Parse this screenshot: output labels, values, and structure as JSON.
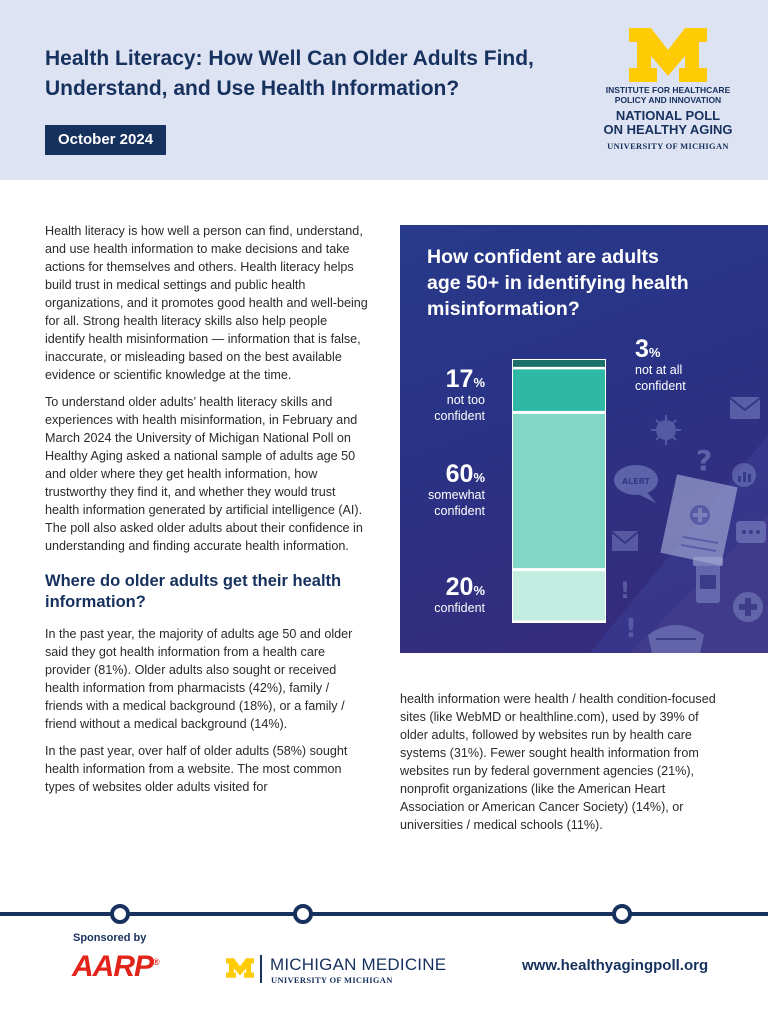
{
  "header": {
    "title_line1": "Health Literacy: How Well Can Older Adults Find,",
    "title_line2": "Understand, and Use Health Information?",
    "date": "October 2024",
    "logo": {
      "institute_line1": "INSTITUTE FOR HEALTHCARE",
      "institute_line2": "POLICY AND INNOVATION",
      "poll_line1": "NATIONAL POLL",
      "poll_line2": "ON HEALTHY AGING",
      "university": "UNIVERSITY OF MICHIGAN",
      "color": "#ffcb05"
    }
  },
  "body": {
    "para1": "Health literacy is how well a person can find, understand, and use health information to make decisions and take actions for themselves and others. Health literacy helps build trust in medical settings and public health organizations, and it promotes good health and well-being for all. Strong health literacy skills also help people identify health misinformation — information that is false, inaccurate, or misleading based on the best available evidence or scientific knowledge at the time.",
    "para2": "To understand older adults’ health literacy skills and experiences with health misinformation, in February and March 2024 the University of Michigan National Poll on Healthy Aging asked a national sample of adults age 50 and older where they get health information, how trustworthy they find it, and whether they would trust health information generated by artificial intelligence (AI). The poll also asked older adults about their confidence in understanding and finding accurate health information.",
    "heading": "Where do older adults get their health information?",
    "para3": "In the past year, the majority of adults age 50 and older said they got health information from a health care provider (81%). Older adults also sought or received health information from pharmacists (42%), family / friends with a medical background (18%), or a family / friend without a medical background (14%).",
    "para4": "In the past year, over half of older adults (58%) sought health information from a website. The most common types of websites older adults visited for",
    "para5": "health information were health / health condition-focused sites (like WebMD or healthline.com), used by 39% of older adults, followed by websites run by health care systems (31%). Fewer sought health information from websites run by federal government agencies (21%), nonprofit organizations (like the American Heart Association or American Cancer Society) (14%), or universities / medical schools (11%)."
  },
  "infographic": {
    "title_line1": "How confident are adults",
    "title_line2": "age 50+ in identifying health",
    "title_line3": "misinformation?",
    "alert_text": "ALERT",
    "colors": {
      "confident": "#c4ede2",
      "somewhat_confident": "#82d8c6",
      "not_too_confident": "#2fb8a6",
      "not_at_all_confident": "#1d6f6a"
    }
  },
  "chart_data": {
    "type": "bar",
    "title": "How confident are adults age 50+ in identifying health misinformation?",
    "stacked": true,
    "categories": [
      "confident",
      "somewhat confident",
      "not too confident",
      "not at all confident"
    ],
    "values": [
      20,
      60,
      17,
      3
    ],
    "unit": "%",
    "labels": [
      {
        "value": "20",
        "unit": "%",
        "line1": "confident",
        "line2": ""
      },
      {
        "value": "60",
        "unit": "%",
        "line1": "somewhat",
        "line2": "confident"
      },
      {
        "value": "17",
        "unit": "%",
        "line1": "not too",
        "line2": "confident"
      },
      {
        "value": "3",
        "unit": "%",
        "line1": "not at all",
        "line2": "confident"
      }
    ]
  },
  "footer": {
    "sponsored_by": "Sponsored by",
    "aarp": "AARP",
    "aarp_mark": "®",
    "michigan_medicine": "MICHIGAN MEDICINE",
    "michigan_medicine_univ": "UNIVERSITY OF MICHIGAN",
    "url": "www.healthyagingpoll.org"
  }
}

---+---

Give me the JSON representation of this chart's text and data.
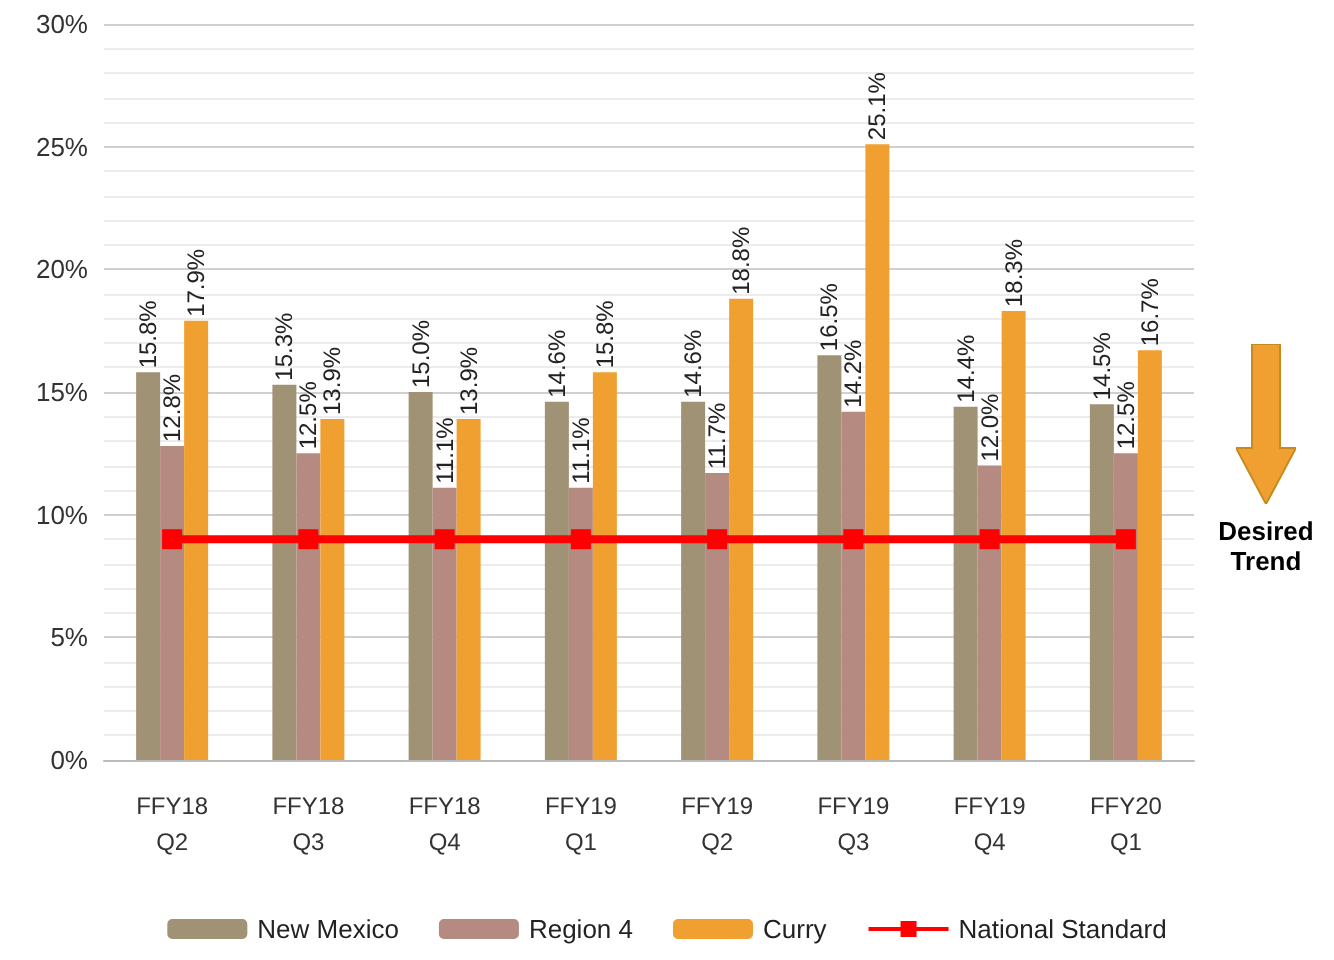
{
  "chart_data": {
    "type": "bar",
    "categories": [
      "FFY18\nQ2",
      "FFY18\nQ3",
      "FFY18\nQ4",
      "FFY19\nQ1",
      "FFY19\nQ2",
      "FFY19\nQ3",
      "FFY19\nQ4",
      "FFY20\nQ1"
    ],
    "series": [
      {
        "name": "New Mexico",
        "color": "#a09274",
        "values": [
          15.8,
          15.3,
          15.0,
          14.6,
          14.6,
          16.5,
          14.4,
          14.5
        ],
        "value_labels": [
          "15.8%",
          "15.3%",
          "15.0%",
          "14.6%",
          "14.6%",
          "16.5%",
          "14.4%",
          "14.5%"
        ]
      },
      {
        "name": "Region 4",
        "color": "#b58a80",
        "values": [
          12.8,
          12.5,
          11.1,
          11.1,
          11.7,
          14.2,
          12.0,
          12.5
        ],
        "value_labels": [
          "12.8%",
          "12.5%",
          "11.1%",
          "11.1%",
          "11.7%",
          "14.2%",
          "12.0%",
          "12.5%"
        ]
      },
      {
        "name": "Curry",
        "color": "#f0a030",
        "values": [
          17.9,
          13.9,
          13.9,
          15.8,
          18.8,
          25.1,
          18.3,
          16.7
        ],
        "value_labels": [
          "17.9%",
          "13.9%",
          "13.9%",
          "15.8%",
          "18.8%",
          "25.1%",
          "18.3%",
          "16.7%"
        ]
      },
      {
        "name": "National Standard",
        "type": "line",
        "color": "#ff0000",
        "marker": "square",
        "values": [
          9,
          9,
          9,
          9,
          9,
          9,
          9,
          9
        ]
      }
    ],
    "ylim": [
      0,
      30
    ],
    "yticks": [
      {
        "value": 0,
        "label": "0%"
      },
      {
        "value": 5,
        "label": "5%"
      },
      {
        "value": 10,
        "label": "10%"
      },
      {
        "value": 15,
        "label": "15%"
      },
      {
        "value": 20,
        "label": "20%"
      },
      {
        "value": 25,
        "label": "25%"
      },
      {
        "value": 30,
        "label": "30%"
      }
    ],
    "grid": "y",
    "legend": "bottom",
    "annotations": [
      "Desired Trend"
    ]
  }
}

---+---

> WHAT THIS TASK INVOLVES
Note every line above where the string "trust" shows up, and copy those lines.

> ANSWER IN FULL
    "para1": "Health literacy is how well a person can find, understand, and use health information to make decisions and take actions for themselves and others. Health literacy helps build trust in medical settings and public health organizations, and it promotes good health and well-being for all. Strong health literacy skills also help people identify health misinformation — information that is false, inaccurate, or misleading based on the best available evidence or scientific knowledge at the time.",
    "para2": "To understand older adults’ health literacy skills and experiences with health misinformation, in February and March 2024 the University of Michigan National Poll on Healthy Aging asked a national sample of adults age 50 and older where they get health information, how trustworthy they find it, and whether they would trust health information generated by artificial intelligence (AI). The poll also asked older adults about their confidence in understanding and finding accurate health information.",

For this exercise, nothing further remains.